Write out all lines holding the word "with".

Figure contents as structured data >>
+ + + +

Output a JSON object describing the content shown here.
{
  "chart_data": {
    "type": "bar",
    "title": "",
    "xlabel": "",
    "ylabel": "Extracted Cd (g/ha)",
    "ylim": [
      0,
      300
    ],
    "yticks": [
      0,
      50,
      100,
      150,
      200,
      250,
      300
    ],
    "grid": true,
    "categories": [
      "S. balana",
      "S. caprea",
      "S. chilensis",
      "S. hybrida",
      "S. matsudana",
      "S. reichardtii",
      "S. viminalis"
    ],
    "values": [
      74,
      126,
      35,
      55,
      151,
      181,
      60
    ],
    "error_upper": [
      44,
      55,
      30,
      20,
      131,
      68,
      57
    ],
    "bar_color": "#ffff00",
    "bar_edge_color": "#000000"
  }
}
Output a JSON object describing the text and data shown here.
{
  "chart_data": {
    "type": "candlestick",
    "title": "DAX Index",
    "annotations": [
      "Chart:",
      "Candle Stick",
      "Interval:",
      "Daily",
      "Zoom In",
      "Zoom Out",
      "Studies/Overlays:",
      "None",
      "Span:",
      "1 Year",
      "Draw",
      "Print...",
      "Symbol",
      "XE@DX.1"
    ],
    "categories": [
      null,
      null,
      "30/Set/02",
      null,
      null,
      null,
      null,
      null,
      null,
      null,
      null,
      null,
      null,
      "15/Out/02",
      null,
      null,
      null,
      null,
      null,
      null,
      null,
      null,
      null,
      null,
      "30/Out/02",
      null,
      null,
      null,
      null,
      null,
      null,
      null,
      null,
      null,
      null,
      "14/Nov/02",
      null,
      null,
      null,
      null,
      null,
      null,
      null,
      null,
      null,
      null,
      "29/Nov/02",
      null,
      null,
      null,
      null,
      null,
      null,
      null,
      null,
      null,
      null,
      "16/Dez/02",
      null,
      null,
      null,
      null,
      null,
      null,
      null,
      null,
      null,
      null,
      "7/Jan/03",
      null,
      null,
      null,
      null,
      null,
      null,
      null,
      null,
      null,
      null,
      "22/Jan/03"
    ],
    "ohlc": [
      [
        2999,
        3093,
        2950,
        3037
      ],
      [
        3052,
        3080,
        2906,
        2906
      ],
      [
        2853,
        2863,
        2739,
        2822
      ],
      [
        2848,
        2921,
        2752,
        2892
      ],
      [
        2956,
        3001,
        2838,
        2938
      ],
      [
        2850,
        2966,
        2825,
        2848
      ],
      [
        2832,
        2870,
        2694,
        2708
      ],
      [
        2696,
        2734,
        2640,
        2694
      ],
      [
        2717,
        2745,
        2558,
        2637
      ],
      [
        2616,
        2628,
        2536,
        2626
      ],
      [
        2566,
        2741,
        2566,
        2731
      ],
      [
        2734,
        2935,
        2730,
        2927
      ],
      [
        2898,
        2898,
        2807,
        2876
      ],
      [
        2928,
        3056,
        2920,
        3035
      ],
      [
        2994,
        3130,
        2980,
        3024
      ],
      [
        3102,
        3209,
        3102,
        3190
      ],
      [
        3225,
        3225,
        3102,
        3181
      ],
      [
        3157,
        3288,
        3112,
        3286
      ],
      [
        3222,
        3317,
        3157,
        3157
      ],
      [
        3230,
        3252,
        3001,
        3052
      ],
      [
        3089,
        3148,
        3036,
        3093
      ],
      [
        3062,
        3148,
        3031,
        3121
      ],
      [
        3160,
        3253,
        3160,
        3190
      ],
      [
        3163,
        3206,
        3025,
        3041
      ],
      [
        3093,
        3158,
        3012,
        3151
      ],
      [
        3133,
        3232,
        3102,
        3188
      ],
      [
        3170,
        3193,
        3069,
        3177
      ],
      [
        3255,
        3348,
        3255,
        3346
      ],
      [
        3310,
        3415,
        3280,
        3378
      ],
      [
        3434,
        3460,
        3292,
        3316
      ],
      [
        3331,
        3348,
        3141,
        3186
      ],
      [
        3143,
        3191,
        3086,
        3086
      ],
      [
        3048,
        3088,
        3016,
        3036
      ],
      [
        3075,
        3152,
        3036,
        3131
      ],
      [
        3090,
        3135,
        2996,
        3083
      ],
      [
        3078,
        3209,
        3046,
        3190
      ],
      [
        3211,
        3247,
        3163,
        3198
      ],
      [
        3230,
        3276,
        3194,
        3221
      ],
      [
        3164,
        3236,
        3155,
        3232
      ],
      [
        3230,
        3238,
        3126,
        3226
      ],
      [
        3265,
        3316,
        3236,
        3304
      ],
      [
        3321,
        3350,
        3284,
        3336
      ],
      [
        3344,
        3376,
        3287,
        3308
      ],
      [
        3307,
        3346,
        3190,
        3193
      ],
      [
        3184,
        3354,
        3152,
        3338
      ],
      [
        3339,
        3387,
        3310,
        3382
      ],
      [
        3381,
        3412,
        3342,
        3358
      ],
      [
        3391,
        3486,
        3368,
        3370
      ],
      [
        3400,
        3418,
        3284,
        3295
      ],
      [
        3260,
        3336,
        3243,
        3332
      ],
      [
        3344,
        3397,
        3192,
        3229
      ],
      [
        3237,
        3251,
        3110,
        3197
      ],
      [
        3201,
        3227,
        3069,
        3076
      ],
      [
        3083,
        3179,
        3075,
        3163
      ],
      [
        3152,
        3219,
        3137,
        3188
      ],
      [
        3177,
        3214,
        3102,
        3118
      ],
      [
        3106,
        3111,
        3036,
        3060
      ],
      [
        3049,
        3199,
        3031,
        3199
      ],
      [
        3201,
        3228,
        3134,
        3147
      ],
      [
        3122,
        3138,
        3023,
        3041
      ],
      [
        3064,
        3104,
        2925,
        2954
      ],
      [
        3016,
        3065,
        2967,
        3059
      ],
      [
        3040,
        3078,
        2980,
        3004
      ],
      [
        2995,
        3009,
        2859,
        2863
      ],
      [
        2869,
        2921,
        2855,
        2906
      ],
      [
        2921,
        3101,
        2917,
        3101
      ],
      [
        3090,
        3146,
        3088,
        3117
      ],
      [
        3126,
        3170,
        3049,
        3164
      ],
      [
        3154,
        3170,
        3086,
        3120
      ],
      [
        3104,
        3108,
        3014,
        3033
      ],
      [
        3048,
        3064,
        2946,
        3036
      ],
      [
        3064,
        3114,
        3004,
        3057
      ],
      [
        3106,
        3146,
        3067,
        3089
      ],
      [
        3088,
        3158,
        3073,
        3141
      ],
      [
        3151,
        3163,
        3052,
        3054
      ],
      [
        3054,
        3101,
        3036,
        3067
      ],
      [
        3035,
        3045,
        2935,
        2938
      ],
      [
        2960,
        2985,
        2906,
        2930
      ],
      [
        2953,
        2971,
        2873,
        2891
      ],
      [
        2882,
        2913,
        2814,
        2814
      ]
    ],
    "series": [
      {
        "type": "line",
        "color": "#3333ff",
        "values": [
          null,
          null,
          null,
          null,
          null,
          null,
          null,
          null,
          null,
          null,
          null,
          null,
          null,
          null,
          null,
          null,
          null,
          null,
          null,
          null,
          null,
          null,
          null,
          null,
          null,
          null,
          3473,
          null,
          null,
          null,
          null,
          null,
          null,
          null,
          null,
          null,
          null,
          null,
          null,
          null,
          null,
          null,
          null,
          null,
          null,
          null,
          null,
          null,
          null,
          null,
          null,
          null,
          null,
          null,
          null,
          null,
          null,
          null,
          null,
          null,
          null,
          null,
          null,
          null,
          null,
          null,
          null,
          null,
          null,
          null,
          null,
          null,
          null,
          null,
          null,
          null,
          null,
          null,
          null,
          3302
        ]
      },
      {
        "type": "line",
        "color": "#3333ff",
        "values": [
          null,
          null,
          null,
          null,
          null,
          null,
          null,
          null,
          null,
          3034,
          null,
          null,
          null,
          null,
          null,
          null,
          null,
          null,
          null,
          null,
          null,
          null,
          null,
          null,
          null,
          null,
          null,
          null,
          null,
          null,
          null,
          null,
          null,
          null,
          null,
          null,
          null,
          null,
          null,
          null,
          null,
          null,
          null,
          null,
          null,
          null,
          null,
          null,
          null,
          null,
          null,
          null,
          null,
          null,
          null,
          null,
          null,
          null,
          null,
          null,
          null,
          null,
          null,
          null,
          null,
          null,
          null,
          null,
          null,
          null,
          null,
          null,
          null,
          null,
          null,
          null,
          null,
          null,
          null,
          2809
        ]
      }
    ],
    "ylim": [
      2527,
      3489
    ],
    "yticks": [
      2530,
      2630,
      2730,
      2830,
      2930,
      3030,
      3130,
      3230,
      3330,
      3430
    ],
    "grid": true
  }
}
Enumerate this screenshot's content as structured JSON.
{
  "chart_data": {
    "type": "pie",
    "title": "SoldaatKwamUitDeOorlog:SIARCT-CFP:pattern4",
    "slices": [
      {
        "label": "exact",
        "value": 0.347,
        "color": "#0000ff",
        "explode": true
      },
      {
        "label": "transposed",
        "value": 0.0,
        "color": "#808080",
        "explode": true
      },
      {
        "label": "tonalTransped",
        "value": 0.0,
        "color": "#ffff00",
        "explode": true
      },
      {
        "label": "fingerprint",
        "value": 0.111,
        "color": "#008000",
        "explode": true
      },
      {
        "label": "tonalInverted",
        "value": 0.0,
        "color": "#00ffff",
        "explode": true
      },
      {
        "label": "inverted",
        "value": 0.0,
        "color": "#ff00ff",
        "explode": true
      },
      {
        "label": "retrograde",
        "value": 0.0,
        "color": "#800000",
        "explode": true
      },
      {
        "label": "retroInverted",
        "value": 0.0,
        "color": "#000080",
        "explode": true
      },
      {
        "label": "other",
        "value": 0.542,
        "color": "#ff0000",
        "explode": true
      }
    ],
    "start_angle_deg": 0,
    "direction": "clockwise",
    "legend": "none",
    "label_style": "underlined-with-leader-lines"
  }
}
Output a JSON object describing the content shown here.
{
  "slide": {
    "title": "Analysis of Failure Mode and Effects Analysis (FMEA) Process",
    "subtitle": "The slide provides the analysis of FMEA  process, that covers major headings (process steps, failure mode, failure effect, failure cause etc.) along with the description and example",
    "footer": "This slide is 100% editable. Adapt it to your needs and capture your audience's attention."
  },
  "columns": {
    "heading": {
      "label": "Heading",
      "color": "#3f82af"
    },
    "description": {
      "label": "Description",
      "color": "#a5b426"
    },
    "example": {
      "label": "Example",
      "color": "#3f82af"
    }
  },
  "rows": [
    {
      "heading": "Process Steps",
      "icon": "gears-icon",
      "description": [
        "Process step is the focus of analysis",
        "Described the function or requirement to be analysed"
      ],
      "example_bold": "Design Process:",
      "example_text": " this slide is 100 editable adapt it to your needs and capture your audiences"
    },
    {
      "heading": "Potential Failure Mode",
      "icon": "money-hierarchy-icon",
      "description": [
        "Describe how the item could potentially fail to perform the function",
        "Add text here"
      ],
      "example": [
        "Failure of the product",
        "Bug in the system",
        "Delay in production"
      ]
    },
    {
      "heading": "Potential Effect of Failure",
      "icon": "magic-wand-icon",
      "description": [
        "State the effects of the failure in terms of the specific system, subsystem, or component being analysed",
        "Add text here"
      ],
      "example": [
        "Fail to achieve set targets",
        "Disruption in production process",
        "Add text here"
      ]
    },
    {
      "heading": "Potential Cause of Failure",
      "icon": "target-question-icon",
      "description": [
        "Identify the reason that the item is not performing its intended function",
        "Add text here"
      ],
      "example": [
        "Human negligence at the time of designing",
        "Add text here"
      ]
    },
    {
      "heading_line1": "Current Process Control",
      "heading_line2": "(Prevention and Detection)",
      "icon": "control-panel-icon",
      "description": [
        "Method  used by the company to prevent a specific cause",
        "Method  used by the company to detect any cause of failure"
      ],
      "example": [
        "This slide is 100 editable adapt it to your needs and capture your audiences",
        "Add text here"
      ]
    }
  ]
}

+ + + +

Response to this task >>
    "label_style": "underlined-with-leader-lines"
    "subtitle": "The slide provides the analysis of FMEA  process, that covers major headings (process steps, failure mode, failure effect, failure cause etc.) along with the description and example",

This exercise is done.